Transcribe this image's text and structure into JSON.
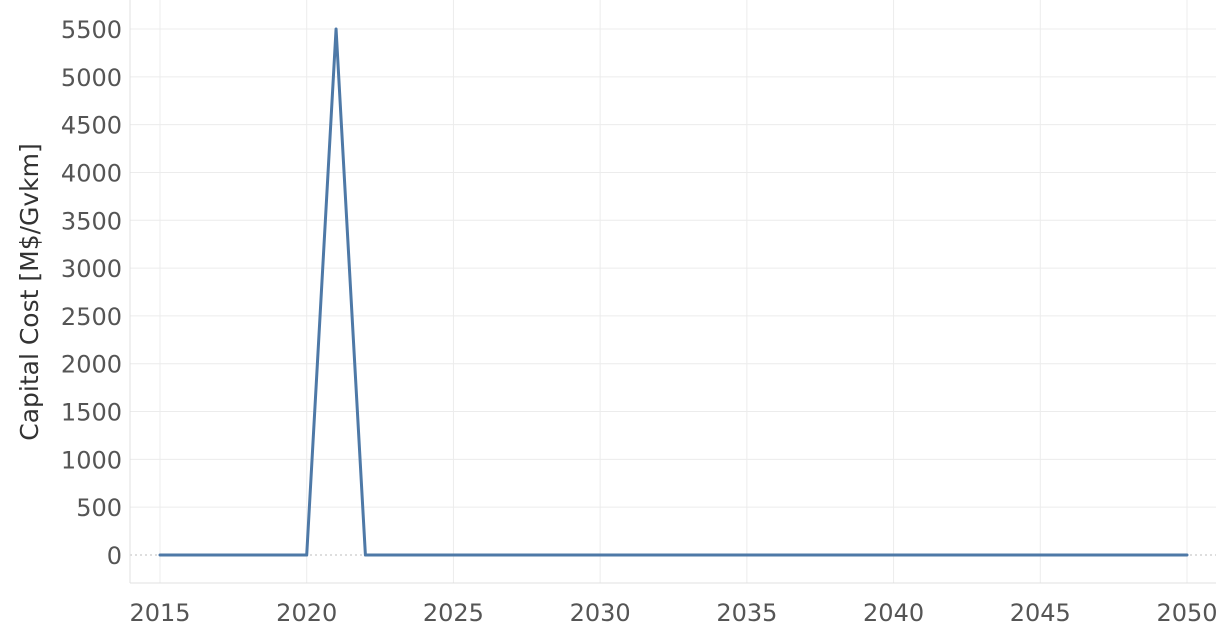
{
  "chart_data": {
    "type": "line",
    "title": "",
    "xlabel": "",
    "ylabel": "Capital Cost [M$/Gvkm]",
    "x": [
      2015,
      2016,
      2017,
      2018,
      2019,
      2020,
      2021,
      2022,
      2023,
      2024,
      2025,
      2026,
      2027,
      2028,
      2029,
      2030,
      2031,
      2032,
      2033,
      2034,
      2035,
      2036,
      2037,
      2038,
      2039,
      2040,
      2041,
      2042,
      2043,
      2044,
      2045,
      2046,
      2047,
      2048,
      2049,
      2050
    ],
    "series": [
      {
        "values": [
          0,
          0,
          0,
          0,
          0,
          0,
          5500,
          0,
          0,
          0,
          0,
          0,
          0,
          0,
          0,
          0,
          0,
          0,
          0,
          0,
          0,
          0,
          0,
          0,
          0,
          0,
          0,
          0,
          0,
          0,
          0,
          0,
          0,
          0,
          0,
          0
        ],
        "color": "#4e79a7"
      }
    ],
    "xticks": [
      "2015",
      "2020",
      "2025",
      "2030",
      "2035",
      "2040",
      "2045",
      "2050"
    ],
    "yticks": [
      "0",
      "500",
      "1000",
      "1500",
      "2000",
      "2500",
      "3000",
      "3500",
      "4000",
      "4500",
      "5000",
      "5500"
    ],
    "xlim": [
      2014,
      2051
    ],
    "ylim": [
      -280,
      5780
    ],
    "grid": true,
    "legend": "none"
  }
}
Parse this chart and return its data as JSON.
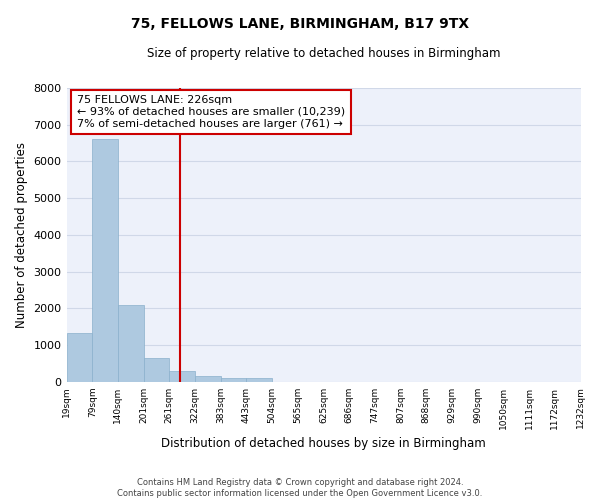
{
  "title": "75, FELLOWS LANE, BIRMINGHAM, B17 9TX",
  "subtitle": "Size of property relative to detached houses in Birmingham",
  "bar_values": [
    1320,
    6600,
    2080,
    650,
    300,
    150,
    100,
    100,
    0,
    0,
    0,
    0,
    0,
    0,
    0,
    0,
    0,
    0,
    0,
    0
  ],
  "categories": [
    "19sqm",
    "79sqm",
    "140sqm",
    "201sqm",
    "261sqm",
    "322sqm",
    "383sqm",
    "443sqm",
    "504sqm",
    "565sqm",
    "625sqm",
    "686sqm",
    "747sqm",
    "807sqm",
    "868sqm",
    "929sqm",
    "990sqm",
    "1050sqm",
    "1111sqm",
    "1172sqm",
    "1232sqm"
  ],
  "bar_color": "#aec9e0",
  "bar_edge_color": "#8ab0cc",
  "grid_color": "#d0d8e8",
  "background_color": "#edf1fa",
  "ylabel": "Number of detached properties",
  "xlabel": "Distribution of detached houses by size in Birmingham",
  "ylim": [
    0,
    8000
  ],
  "yticks": [
    0,
    1000,
    2000,
    3000,
    4000,
    5000,
    6000,
    7000,
    8000
  ],
  "property_line_color": "#cc0000",
  "annotation_title": "75 FELLOWS LANE: 226sqm",
  "annotation_line1": "← 93% of detached houses are smaller (10,239)",
  "annotation_line2": "7% of semi-detached houses are larger (761) →",
  "annotation_box_color": "#cc0000",
  "footer_line1": "Contains HM Land Registry data © Crown copyright and database right 2024.",
  "footer_line2": "Contains public sector information licensed under the Open Government Licence v3.0."
}
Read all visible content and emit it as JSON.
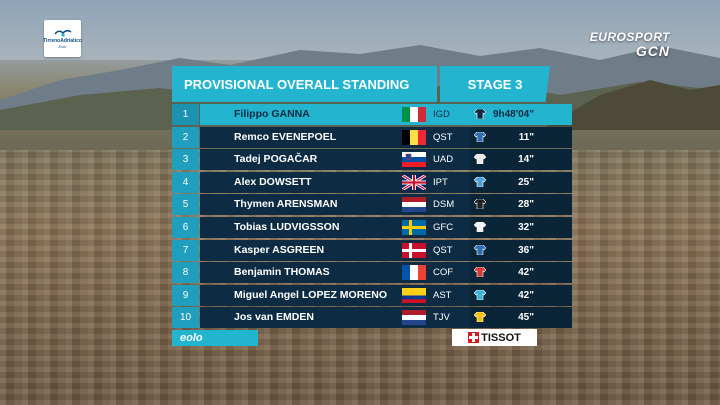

**Exercise aim:**
Transcribe the entries above verbatim, omitting their pictures.

**Result below:**
Transcribe this image's text and structure into JSON.
{
  "chart_data": {
    "type": "line",
    "title": "",
    "xlabel": "",
    "ylabel": "Capital Cost [M$/Gvkm]",
    "x": [
      2015,
      2016,
      2017,
      2018,
      2019,
      2020,
      2021,
      2022,
      2023,
      2024,
      2025,
      2026,
      2027,
      2028,
      2029,
      2030,
      2031,
      2032,
      2033,
      2034,
      2035,
      2036,
      2037,
      2038,
      2039,
      2040,
      2041,
      2042,
      2043,
      2044,
      2045,
      2046,
      2047,
      2048,
      2049,
      2050
    ],
    "series": [
      {
        "values": [
          0,
          0,
          0,
          0,
          0,
          0,
          5500,
          0,
          0,
          0,
          0,
          0,
          0,
          0,
          0,
          0,
          0,
          0,
          0,
          0,
          0,
          0,
          0,
          0,
          0,
          0,
          0,
          0,
          0,
          0,
          0,
          0,
          0,
          0,
          0,
          0
        ],
        "color": "#4e79a7"
      }
    ],
    "xticks": [
      "2015",
      "2020",
      "2025",
      "2030",
      "2035",
      "2040",
      "2045",
      "2050"
    ],
    "yticks": [
      "0",
      "500",
      "1000",
      "1500",
      "2000",
      "2500",
      "3000",
      "3500",
      "4000",
      "4500",
      "5000",
      "5500"
    ],
    "xlim": [
      2014,
      2051
    ],
    "ylim": [
      -280,
      5780
    ],
    "grid": true,
    "legend": "none"
  }
}
Parse this chart and return its data as JSON.
{
  "title": "75, FELLOWS LANE, BIRMINGHAM, B17 9TX",
  "subtitle": "Size of property relative to detached houses in Birmingham",
  "bar_values": [
    1320,
    6600,
    2080,
    650,
    300,
    150,
    100,
    100,
    0,
    0,
    0,
    0,
    0,
    0,
    0,
    0,
    0,
    0,
    0,
    0
  ],
  "categories": [
    "19sqm",
    "79sqm",
    "140sqm",
    "201sqm",
    "261sqm",
    "322sqm",
    "383sqm",
    "443sqm",
    "504sqm",
    "565sqm",
    "625sqm",
    "686sqm",
    "747sqm",
    "807sqm",
    "868sqm",
    "929sqm",
    "990sqm",
    "1050sqm",
    "1111sqm",
    "1172sqm",
    "1232sqm"
  ],
  "bar_color": "#aec9e0",
  "bar_edge_color": "#8ab0cc",
  "grid_color": "#d0d8e8",
  "background_color": "#edf1fa",
  "ylabel": "Number of detached properties",
  "xlabel": "Distribution of detached houses by size in Birmingham",
  "ylim": [
    0,
    8000
  ],
  "yticks": [
    0,
    1000,
    2000,
    3000,
    4000,
    5000,
    6000,
    7000,
    8000
  ],
  "property_line_color": "#cc0000",
  "annotation_title": "75 FELLOWS LANE: 226sqm",
  "annotation_line1": "← 93% of detached houses are smaller (10,239)",
  "annotation_line2": "7% of semi-detached houses are larger (761) →",
  "annotation_box_color": "#cc0000",
  "footer_line1": "Contains HM Land Registry data © Crown copyright and database right 2024.",
  "footer_line2": "Contains public sector information licensed under the Open Government Licence v3.0."
}
Read all visible content and emit it as JSON.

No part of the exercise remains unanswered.